:: WHAT THE TASK REQUIRES ::
Would it be possible to write out each entry below exactly, without the pictures?

(Dataset entries on figures)
————————
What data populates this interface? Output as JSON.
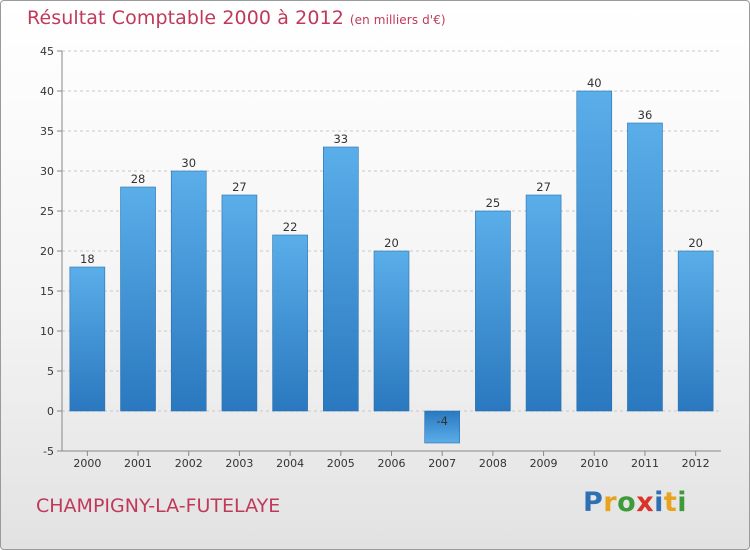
{
  "header": {
    "title": "Résultat Comptable 2000 à 2012",
    "subtitle": "(en milliers d'€)"
  },
  "footer": {
    "commune": "CHAMPIGNY-LA-FUTELAYE",
    "logo_letters": [
      "P",
      "r",
      "o",
      "x",
      "i",
      "t",
      "i"
    ],
    "logo_colors": [
      "#2f6fb3",
      "#e8a21c",
      "#3f9a3a",
      "#d8342a",
      "#2f6fb3",
      "#e8a21c",
      "#3f9a3a"
    ]
  },
  "chart_data": {
    "type": "bar",
    "title": "Résultat Comptable 2000 à 2012",
    "subtitle": "(en milliers d'€)",
    "categories": [
      "2000",
      "2001",
      "2002",
      "2003",
      "2004",
      "2005",
      "2006",
      "2007",
      "2008",
      "2009",
      "2010",
      "2011",
      "2012"
    ],
    "values": [
      18,
      28,
      30,
      27,
      22,
      33,
      20,
      -4,
      25,
      27,
      40,
      36,
      20
    ],
    "value_labels": [
      "18",
      "28",
      "30",
      "27",
      "22",
      "33",
      "20",
      "-4",
      "25",
      "27",
      "40",
      "36",
      "20"
    ],
    "ylim": [
      -5,
      45
    ],
    "yticks": [
      -5,
      0,
      5,
      10,
      15,
      20,
      25,
      30,
      35,
      40,
      45
    ],
    "ytick_labels": [
      "-5",
      "0",
      "5",
      "10",
      "15",
      "20",
      "25",
      "30",
      "35",
      "40",
      "45"
    ],
    "grid": true,
    "bar_color": "#3d8fd6",
    "xlabel": "",
    "ylabel": ""
  }
}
————————
:: WRITTEN REPLY ::
What data populates this interface? Output as JSON.
{
  "header": {
    "title": "Résultat Comptable 2000 à 2012",
    "subtitle": "(en milliers d'€)"
  },
  "footer": {
    "commune": "CHAMPIGNY-LA-FUTELAYE",
    "logo_letters": [
      "P",
      "r",
      "o",
      "x",
      "i",
      "t",
      "i"
    ],
    "logo_colors": [
      "#2f6fb3",
      "#e8a21c",
      "#3f9a3a",
      "#d8342a",
      "#2f6fb3",
      "#e8a21c",
      "#3f9a3a"
    ]
  },
  "chart_data": {
    "type": "bar",
    "title": "Résultat Comptable 2000 à 2012",
    "subtitle": "(en milliers d'€)",
    "categories": [
      "2000",
      "2001",
      "2002",
      "2003",
      "2004",
      "2005",
      "2006",
      "2007",
      "2008",
      "2009",
      "2010",
      "2011",
      "2012"
    ],
    "values": [
      18,
      28,
      30,
      27,
      22,
      33,
      20,
      -4,
      25,
      27,
      40,
      36,
      20
    ],
    "value_labels": [
      "18",
      "28",
      "30",
      "27",
      "22",
      "33",
      "20",
      "-4",
      "25",
      "27",
      "40",
      "36",
      "20"
    ],
    "ylim": [
      -5,
      45
    ],
    "yticks": [
      -5,
      0,
      5,
      10,
      15,
      20,
      25,
      30,
      35,
      40,
      45
    ],
    "ytick_labels": [
      "-5",
      "0",
      "5",
      "10",
      "15",
      "20",
      "25",
      "30",
      "35",
      "40",
      "45"
    ],
    "grid": true,
    "bar_color": "#3d8fd6",
    "xlabel": "",
    "ylabel": ""
  }
}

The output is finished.